# Records for this task:
▬▬▬▬▬▬▬▬▬▬
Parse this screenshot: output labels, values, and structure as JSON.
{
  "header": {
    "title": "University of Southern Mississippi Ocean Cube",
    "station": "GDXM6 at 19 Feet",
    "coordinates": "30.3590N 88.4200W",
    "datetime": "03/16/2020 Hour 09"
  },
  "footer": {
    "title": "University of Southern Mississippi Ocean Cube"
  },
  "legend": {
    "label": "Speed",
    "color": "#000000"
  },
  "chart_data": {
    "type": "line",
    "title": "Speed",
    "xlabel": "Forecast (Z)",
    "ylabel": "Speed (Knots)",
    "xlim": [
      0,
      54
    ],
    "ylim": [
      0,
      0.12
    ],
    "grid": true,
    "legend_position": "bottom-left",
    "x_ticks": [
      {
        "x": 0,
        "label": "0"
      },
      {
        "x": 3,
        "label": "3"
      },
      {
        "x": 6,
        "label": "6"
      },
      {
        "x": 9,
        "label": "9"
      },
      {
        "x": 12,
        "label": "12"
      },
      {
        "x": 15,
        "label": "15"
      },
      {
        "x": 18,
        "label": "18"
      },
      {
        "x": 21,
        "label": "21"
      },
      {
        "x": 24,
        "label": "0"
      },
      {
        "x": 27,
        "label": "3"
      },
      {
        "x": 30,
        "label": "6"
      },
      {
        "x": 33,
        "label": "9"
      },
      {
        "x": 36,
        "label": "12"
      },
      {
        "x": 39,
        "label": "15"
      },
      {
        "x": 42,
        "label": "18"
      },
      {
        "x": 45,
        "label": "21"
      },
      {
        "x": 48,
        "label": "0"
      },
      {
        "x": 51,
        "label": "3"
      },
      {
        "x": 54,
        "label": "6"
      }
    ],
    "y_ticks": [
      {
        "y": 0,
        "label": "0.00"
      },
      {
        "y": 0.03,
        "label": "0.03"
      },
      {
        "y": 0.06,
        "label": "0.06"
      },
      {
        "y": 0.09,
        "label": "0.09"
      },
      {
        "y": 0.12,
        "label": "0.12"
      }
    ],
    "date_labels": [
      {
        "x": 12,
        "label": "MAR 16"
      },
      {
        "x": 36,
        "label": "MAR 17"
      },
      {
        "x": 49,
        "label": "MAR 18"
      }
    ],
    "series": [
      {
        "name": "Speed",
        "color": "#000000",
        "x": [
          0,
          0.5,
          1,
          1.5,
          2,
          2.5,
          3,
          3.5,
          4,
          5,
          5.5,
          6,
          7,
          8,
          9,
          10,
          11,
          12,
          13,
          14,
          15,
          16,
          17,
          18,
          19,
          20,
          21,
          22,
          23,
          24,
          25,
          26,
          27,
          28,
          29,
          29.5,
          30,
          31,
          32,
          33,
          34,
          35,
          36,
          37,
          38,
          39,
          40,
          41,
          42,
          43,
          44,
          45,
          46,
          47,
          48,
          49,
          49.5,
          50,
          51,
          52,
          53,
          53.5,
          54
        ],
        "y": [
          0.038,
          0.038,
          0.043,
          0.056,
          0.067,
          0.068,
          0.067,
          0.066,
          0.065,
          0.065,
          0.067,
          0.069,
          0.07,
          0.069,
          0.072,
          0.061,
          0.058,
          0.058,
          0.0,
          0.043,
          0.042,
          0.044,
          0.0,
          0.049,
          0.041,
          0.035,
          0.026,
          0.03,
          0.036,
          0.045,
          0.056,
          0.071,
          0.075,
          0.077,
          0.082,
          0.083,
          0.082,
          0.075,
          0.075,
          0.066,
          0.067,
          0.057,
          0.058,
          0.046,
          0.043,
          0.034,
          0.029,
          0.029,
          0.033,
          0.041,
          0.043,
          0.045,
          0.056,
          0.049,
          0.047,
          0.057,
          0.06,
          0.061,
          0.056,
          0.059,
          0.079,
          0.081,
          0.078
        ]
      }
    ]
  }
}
▬▬▬▬▬▬▬▬▬▬
Look for the word "Ocean" and return every line where it occurs.

    "title": "University of Southern Mississippi Ocean Cube",
    "title": "University of Southern Mississippi Ocean Cube"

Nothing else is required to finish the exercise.